>> Start

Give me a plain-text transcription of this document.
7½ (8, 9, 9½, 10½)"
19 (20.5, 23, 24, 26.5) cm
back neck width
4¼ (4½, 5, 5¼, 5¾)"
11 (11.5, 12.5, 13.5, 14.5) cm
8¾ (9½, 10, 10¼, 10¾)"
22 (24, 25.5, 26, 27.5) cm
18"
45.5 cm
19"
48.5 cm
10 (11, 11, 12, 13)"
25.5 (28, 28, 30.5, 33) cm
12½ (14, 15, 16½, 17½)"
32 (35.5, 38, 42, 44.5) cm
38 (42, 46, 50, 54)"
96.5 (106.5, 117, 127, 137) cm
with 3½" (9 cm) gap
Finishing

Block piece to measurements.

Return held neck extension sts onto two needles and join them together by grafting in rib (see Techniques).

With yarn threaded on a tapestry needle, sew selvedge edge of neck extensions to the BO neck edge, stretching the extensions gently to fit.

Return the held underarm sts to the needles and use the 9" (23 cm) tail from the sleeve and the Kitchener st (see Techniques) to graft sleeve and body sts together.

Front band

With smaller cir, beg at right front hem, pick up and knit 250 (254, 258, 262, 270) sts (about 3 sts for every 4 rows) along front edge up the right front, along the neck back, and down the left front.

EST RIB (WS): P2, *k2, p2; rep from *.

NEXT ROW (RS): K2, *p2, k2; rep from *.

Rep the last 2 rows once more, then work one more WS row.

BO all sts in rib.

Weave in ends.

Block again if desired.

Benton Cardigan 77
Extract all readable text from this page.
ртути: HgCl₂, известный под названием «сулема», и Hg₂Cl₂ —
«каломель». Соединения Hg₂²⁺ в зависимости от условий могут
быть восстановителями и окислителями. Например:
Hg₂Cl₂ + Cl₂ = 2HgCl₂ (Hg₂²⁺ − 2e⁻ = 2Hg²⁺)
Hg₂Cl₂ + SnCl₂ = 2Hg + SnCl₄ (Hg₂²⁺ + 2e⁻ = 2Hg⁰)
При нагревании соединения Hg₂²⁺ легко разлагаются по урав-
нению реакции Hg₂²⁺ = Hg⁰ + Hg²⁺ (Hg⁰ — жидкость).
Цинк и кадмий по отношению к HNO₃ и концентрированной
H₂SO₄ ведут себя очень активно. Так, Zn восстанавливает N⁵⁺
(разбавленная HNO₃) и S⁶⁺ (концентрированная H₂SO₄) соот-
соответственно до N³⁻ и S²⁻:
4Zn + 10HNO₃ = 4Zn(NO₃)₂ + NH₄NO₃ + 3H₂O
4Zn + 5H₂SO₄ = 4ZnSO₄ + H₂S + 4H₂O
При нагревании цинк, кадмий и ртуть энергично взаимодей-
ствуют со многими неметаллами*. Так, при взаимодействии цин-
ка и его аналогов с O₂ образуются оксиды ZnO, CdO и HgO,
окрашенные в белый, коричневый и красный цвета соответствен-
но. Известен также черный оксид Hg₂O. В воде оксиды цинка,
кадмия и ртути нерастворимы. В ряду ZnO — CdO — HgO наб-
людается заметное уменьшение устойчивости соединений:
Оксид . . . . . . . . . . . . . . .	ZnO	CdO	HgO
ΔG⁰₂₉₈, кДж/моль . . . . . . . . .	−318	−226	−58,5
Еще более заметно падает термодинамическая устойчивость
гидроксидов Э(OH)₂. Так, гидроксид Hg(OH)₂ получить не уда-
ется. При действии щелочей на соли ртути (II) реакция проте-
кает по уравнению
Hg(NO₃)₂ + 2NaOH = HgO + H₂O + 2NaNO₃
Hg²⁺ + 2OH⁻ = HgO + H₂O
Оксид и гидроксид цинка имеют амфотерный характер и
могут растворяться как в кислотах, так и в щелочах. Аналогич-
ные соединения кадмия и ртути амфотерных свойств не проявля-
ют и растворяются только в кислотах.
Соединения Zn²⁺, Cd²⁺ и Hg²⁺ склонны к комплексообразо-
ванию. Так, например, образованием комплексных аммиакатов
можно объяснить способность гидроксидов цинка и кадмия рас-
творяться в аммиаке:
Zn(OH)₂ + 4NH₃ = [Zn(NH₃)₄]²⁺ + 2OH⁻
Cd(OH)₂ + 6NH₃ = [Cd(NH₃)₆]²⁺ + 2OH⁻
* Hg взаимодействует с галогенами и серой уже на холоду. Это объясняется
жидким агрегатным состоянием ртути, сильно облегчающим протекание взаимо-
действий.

>> End

PROBLEM STATEMENT: Each line that contains the word "могут" counts toward the total; give only that total.

FINAL ANSWER: 2